## Task to complete
Tally the lines that contain the string "title" and state that total without comment.

[A block of data]
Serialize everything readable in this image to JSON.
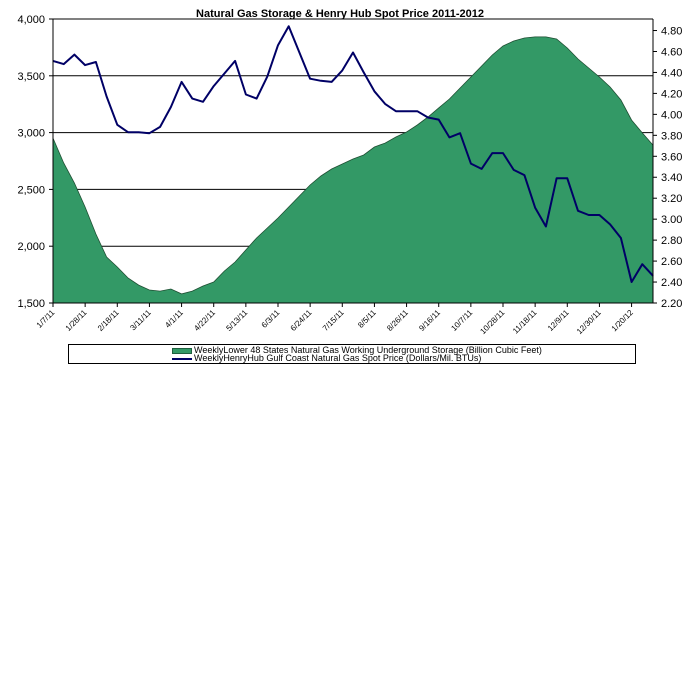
{
  "chart_data": {
    "type": "area+line",
    "title": "Natural Gas Storage & Henry Hub Spot Price 2011-2012",
    "xlabel": "",
    "ylabel_left": "",
    "ylabel_right": "",
    "x_tick_labels": [
      "1/7/11",
      "1/28/11",
      "2/18/11",
      "3/11/11",
      "4/1/11",
      "4/22/11",
      "5/13/11",
      "6/3/11",
      "6/24/11",
      "7/15/11",
      "8/5/11",
      "8/26/11",
      "9/16/11",
      "10/7/11",
      "10/28/11",
      "11/18/11",
      "12/9/11",
      "12/30/11",
      "1/20/12"
    ],
    "x_tick_every_n_weeks": 3,
    "n_points": 57,
    "y_left": {
      "lim": [
        1500,
        4000
      ],
      "ticks": [
        1500,
        2000,
        2500,
        3000,
        3500,
        4000
      ],
      "tick_labels": [
        "1,500",
        "2,000",
        "2,500",
        "3,000",
        "3,500",
        "4,000"
      ]
    },
    "y_right": {
      "lim": [
        2.2,
        4.91
      ],
      "ticks": [
        2.2,
        2.4,
        2.6,
        2.8,
        3.0,
        3.2,
        3.4,
        3.6,
        3.8,
        4.0,
        4.2,
        4.4,
        4.6,
        4.8
      ],
      "tick_labels": [
        "2.20",
        "2.40",
        "2.60",
        "2.80",
        "3.00",
        "3.20",
        "3.40",
        "3.60",
        "3.80",
        "4.00",
        "4.20",
        "4.40",
        "4.60",
        "4.80"
      ]
    },
    "grid": "horizontal (left axis majors)",
    "legend_position": "bottom",
    "series": [
      {
        "name": "WeeklyLower 48 States Natural Gas Working Underground Storage  (Billion Cubic Feet)",
        "type": "area",
        "axis": "left",
        "color": "#339966",
        "values": [
          2952,
          2732,
          2556,
          2345,
          2107,
          1905,
          1817,
          1720,
          1658,
          1614,
          1605,
          1623,
          1580,
          1605,
          1650,
          1685,
          1782,
          1861,
          1967,
          2072,
          2160,
          2248,
          2345,
          2442,
          2539,
          2618,
          2680,
          2724,
          2768,
          2803,
          2873,
          2908,
          2961,
          3005,
          3067,
          3137,
          3217,
          3296,
          3393,
          3489,
          3586,
          3683,
          3762,
          3806,
          3833,
          3842,
          3842,
          3824,
          3745,
          3648,
          3569,
          3489,
          3401,
          3287,
          3110,
          2997,
          2890
        ]
      },
      {
        "name": "WeeklyHenryHub Gulf Coast Natural Gas Spot Price (Dollars/Mil. BTUs)",
        "type": "line",
        "axis": "right",
        "color": "#000066",
        "values": [
          4.51,
          4.48,
          4.57,
          4.47,
          4.5,
          4.17,
          3.9,
          3.83,
          3.83,
          3.82,
          3.88,
          4.07,
          4.31,
          4.15,
          4.12,
          4.27,
          4.39,
          4.51,
          4.19,
          4.15,
          4.36,
          4.66,
          4.84,
          4.59,
          4.34,
          4.32,
          4.31,
          4.42,
          4.59,
          4.4,
          4.22,
          4.1,
          4.03,
          4.03,
          4.03,
          3.97,
          3.95,
          3.78,
          3.82,
          3.53,
          3.48,
          3.63,
          3.63,
          3.47,
          3.42,
          3.11,
          2.93,
          3.39,
          3.39,
          3.08,
          3.04,
          3.04,
          2.95,
          2.82,
          2.4,
          2.57,
          2.46
        ]
      }
    ]
  },
  "legend": {
    "storage_label": "WeeklyLower 48 States Natural Gas Working Underground Storage  (Billion Cubic Feet)",
    "price_label": "WeeklyHenryHub Gulf Coast Natural Gas Spot Price (Dollars/Mil. BTUs)"
  }
}
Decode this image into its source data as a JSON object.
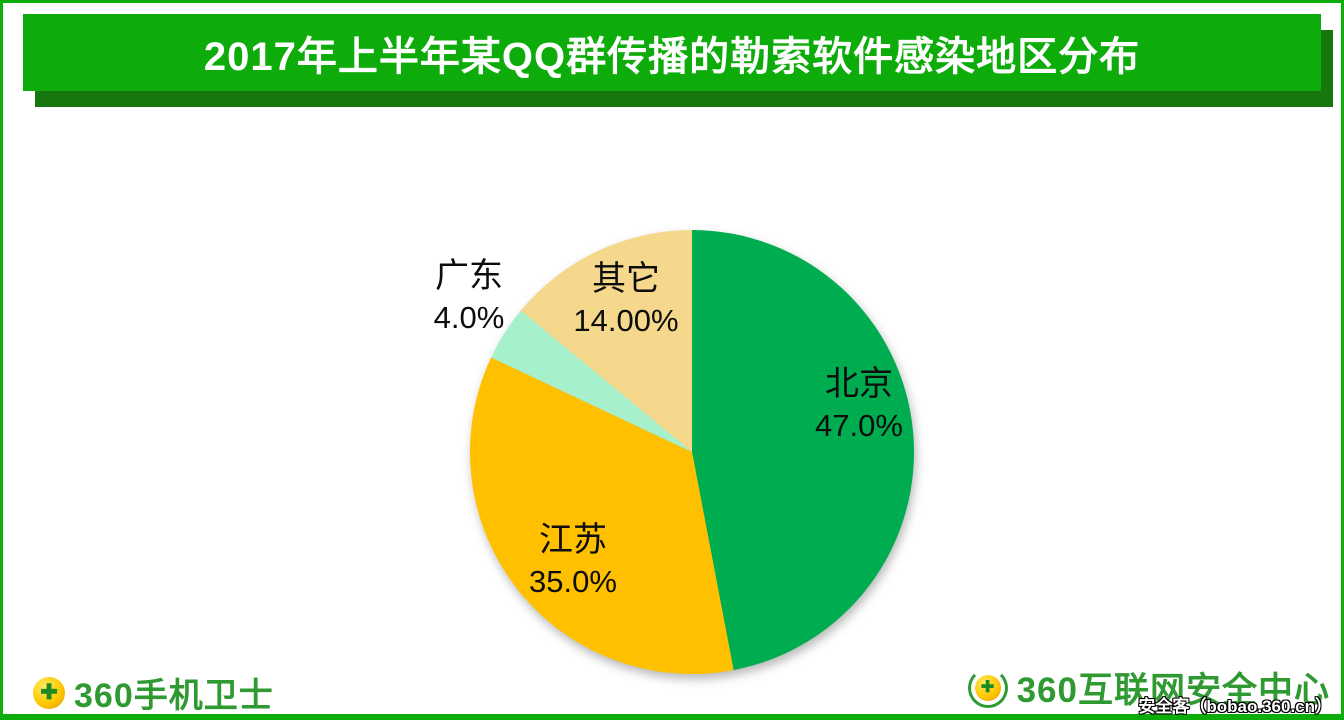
{
  "header": {
    "title": "2017年上半年某QQ群传播的勒索软件感染地区分布"
  },
  "chart_data": {
    "type": "pie",
    "title": "2017年上半年某QQ群传播的勒索软件感染地区分布",
    "categories": [
      "北京",
      "江苏",
      "广东",
      "其它"
    ],
    "values": [
      47.0,
      35.0,
      4.0,
      14.0
    ],
    "value_labels": [
      "47.0%",
      "35.0%",
      "4.0%",
      "14.00%"
    ],
    "colors": [
      "#00ac50",
      "#ffc000",
      "#a7f0cc",
      "#f6d88c"
    ],
    "start_angle_deg": 0,
    "direction": "clockwise",
    "legend_position": "none",
    "labels_position": "on-slices",
    "background": "#ffffff"
  },
  "footer": {
    "left_logo": {
      "text": "360手机卫士"
    },
    "right_logo": {
      "text": "360互联网安全中心"
    },
    "watermark": "安全客（bobao.360.cn）"
  },
  "icons": {
    "cross": "✚"
  },
  "colors": {
    "banner_green": "#0eac0b",
    "banner_shadow_green": "#17770f",
    "page_border_green": "#0cad0a",
    "logo_text_green": "#2f9932",
    "logo_ball_yellow": "#fec800"
  }
}
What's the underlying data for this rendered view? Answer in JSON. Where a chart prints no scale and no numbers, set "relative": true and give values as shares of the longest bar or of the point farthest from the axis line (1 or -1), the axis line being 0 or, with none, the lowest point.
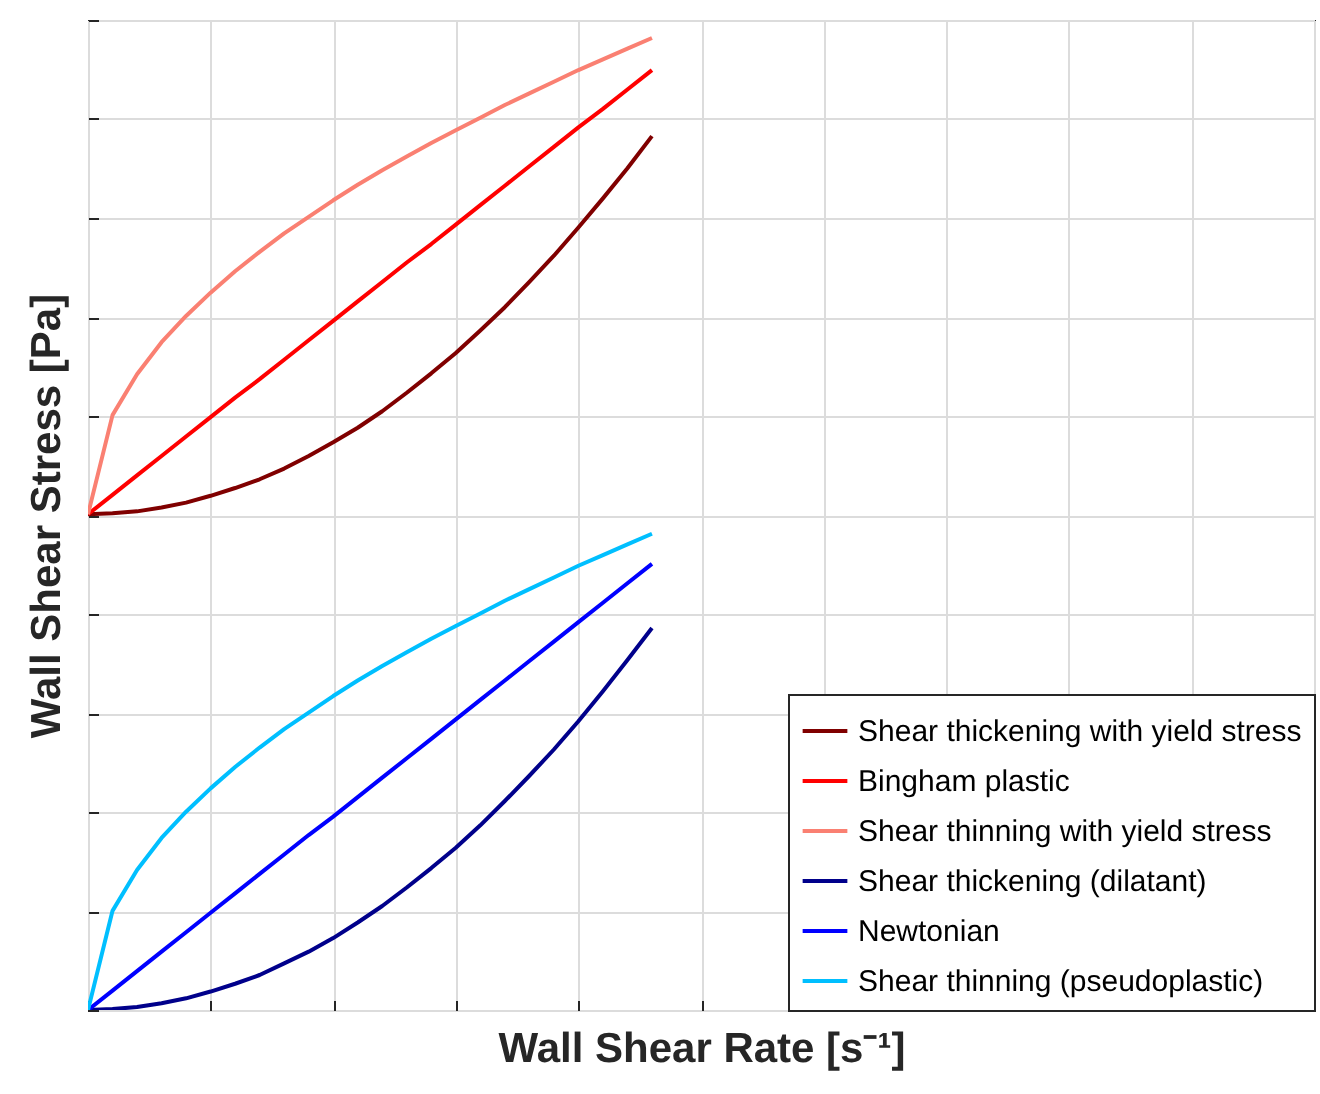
{
  "chart_data": {
    "type": "line",
    "relative": true,
    "xlabel": "Wall Shear Rate [s⁻¹]",
    "ylabel": "Wall Shear Stress [Pa]",
    "grid": true,
    "legend": "bottom right",
    "categories": [
      null,
      null,
      null,
      null,
      null,
      null,
      null,
      null,
      null,
      null,
      null,
      null,
      null,
      null,
      null,
      null,
      null,
      null,
      null,
      null,
      null,
      null,
      null,
      null,
      null,
      null,
      null,
      null,
      null,
      null,
      null,
      null,
      null,
      null,
      null,
      null,
      null,
      null,
      null,
      null,
      null,
      null,
      null,
      null,
      null,
      null,
      null,
      null,
      null,
      null,
      null
    ],
    "series": [
      {
        "name": "Shear thickening with yield stress",
        "color": "#800000",
        "values": [
          0.51,
          0.511,
          0.513,
          0.517,
          0.522,
          0.529,
          0.537,
          0.546,
          0.557,
          0.57,
          0.584,
          0.599,
          0.616,
          0.635,
          0.655,
          0.676,
          0.699,
          0.723,
          0.749,
          0.776,
          0.805,
          0.835,
          0.866,
          0.899,
          null,
          null,
          null,
          null,
          null,
          null,
          null,
          null,
          null,
          null,
          null,
          null,
          null,
          null,
          null,
          null,
          null,
          null,
          null,
          null,
          null,
          null,
          null,
          null,
          null,
          null,
          null
        ]
      },
      {
        "name": "Bingham plastic",
        "color": "#ff0000",
        "values": [
          0.51,
          0.53,
          0.55,
          0.57,
          0.59,
          0.61,
          0.63,
          0.649,
          0.669,
          0.689,
          0.709,
          0.729,
          0.749,
          0.769,
          0.788,
          0.808,
          0.828,
          0.848,
          0.868,
          0.888,
          0.908,
          0.927,
          0.947,
          0.967,
          null,
          null,
          null,
          null,
          null,
          null,
          null,
          null,
          null,
          null,
          null,
          null,
          null,
          null,
          null,
          null,
          null,
          null,
          null,
          null,
          null,
          null,
          null,
          null,
          null,
          null,
          null
        ]
      },
      {
        "name": "Shear thinning with yield stress",
        "color": "#fa8072",
        "values": [
          0.51,
          0.612,
          0.654,
          0.687,
          0.714,
          0.738,
          0.76,
          0.78,
          0.799,
          0.816,
          0.833,
          0.849,
          0.864,
          0.878,
          0.892,
          0.905,
          0.918,
          0.931,
          0.943,
          0.955,
          0.967,
          0.978,
          0.989,
          1.0,
          null,
          null,
          null,
          null,
          null,
          null,
          null,
          null,
          null,
          null,
          null,
          null,
          null,
          null,
          null,
          null,
          null,
          null,
          null,
          null,
          null,
          null,
          null,
          null,
          null,
          null,
          null
        ]
      },
      {
        "name": "Shear thickening (dilatant)",
        "color": "#00008b",
        "values": [
          0,
          0.001,
          0.003,
          0.007,
          0.012,
          0.019,
          0.027,
          0.036,
          0.048,
          0.06,
          0.074,
          0.09,
          0.107,
          0.126,
          0.146,
          0.167,
          0.19,
          0.215,
          0.241,
          0.268,
          0.297,
          0.328,
          0.36,
          0.393,
          null,
          null,
          null,
          null,
          null,
          null,
          null,
          null,
          null,
          null,
          null,
          null,
          null,
          null,
          null,
          null,
          null,
          null,
          null,
          null,
          null,
          null,
          null,
          null,
          null,
          null,
          null
        ]
      },
      {
        "name": "Newtonian",
        "color": "#0000ff",
        "values": [
          0,
          0.02,
          0.04,
          0.06,
          0.08,
          0.1,
          0.12,
          0.14,
          0.16,
          0.18,
          0.199,
          0.219,
          0.239,
          0.259,
          0.279,
          0.299,
          0.319,
          0.339,
          0.359,
          0.379,
          0.399,
          0.419,
          0.439,
          0.459,
          null,
          null,
          null,
          null,
          null,
          null,
          null,
          null,
          null,
          null,
          null,
          null,
          null,
          null,
          null,
          null,
          null,
          null,
          null,
          null,
          null,
          null,
          null,
          null,
          null,
          null,
          null
        ]
      },
      {
        "name": "Shear thinning (pseudoplastic)",
        "color": "#00bfff",
        "values": [
          0,
          0.102,
          0.144,
          0.177,
          0.204,
          0.228,
          0.25,
          0.27,
          0.289,
          0.306,
          0.323,
          0.339,
          0.354,
          0.368,
          0.382,
          0.395,
          0.408,
          0.421,
          0.433,
          0.445,
          0.457,
          0.468,
          0.479,
          0.49,
          null,
          null,
          null,
          null,
          null,
          null,
          null,
          null,
          null,
          null,
          null,
          null,
          null,
          null,
          null,
          null,
          null,
          null,
          null,
          null,
          null,
          null,
          null,
          null,
          null,
          null,
          null
        ]
      }
    ]
  }
}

## Output below
3